**Exercises**
A - Answer these questions using the text on hair discrimination.
(i) What job was Chastity Jones offered?
(ii) Which company fired Ariel Mack?
(iii) What did Mya and Deana Cook have to serve?
B - Retype word for word everything in the text on hair discrimination from "Hair discrimination is" down to "hairstyles and textures.".

**Supplied text**
---
Take the following cases for example:

  • In 2010, Chastity Jones was offered a position as a customer service representative for Catastrophe Management Solutions. Upon learning that Jones had dreadlocks, a manager told her that she needed to cut off her dreadlocks. She refused and Catastrophe Management Solutions withdrew the job offer. In 2016, The Eleventh Circuit Court of Appeals concluded that this did not violate Title VII of the Civil Rights Act of 1964, which prohibits racial discrimination in the workplace.
  • In 2018, Brittany Noble Jones, a former news anchor in Mississippi alleged that her decision to wear a natural hairstyle was a factor in her dismissal. 
  • In 2018, Ariel Mack was fired from her job with LA Fitness because of hair. She was told by her supervisor that her afro was not up to company standards.

Hair discrimination is a persistent and prevalent problem that Black people experience in the workplace. The first step toward change is the awareness that these issues exist. Diversity and inclusion training in the workplace could help raise awareness and perhaps make more people comfortable with natural hair styles at work.


Hair discrimination occurs not only in the workplace, but in schools as well. Many U.S. school districts have very strict hair policies that unequally target Black hairstyles and textures. 

As is evident in the following cases:

  • In 2017, Mya and Deana Cook, twin sisters in Massachusetts, had to serve detention when school officials determined that their braids violated school policy.
  • In August 2018, Clinton Stanley Jr., a 6-year-old student at Book’s Christian Academy in Florida, was sent home from school on account of his hair. The child’s father was told that the school handbook states that boys are not permitted to have dreadlocks.
  • In September 2018, officials at Christ the King Elementary School in Terrytown, Louisiana, informed one of its students, Faith Fennidy, that she was being expelled from the school because her “extensions” (braids) were unacceptable under their school code.
---
**Study material**
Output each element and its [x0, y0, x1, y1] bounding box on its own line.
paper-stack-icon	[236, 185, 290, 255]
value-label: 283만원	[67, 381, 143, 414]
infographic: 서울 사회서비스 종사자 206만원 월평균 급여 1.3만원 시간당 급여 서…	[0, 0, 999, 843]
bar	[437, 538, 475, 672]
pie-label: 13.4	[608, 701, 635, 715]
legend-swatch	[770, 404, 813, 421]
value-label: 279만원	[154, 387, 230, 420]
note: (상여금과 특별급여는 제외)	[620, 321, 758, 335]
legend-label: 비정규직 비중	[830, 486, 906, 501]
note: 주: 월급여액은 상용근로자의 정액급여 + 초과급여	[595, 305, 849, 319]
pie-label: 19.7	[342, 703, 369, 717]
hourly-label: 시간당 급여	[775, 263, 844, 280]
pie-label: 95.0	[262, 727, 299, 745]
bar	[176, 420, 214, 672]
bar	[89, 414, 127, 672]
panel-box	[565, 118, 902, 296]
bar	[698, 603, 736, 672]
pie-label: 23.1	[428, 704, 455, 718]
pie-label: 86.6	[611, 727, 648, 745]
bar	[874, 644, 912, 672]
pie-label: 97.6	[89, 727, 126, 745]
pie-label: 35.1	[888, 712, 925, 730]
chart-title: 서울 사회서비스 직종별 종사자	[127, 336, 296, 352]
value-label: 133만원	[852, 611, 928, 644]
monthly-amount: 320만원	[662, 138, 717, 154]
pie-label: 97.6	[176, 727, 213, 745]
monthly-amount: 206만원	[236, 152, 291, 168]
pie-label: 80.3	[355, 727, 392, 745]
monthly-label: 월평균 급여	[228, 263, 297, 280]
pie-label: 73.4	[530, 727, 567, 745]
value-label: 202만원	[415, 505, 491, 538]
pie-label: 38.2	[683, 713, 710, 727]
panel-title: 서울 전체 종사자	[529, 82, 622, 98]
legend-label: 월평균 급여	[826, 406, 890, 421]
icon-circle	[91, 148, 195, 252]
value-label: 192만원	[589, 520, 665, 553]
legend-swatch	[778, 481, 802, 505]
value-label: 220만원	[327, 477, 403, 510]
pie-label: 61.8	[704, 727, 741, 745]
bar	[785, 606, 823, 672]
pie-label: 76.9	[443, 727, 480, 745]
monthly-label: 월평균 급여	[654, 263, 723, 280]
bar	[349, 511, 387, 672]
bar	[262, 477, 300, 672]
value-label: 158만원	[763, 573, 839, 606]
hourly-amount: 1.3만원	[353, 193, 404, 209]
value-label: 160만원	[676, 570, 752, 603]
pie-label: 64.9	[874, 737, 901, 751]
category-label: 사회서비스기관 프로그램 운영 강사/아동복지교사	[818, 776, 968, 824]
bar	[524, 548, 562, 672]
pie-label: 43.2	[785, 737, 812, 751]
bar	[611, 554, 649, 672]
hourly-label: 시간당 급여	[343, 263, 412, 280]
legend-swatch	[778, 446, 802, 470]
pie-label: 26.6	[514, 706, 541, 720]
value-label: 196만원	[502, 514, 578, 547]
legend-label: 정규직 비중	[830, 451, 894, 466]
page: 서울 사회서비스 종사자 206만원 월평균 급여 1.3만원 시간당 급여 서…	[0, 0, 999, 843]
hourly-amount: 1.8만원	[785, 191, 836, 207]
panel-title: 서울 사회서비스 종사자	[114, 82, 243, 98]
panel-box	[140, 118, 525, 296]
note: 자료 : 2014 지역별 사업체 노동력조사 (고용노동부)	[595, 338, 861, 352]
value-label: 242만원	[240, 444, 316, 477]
---
**Answers for each item**
A -
(i) Customer service representative for Catastrophe Management Solutions
(ii) LA Fitness
(iii) Detention

B -
Hair discrimination is a persistent and prevalent problem that Black people experience in the workplace. The first step toward change is the awareness that these issues exist. Diversity and inclusion training in the workplace could help raise awareness and perhaps make more people comfortable with natural hair styles at work.


Hair discrimination occurs not only in the workplace, but in schools as well. Many U.S. school districts have very strict hair policies that unequally target Black hairstyles and textures.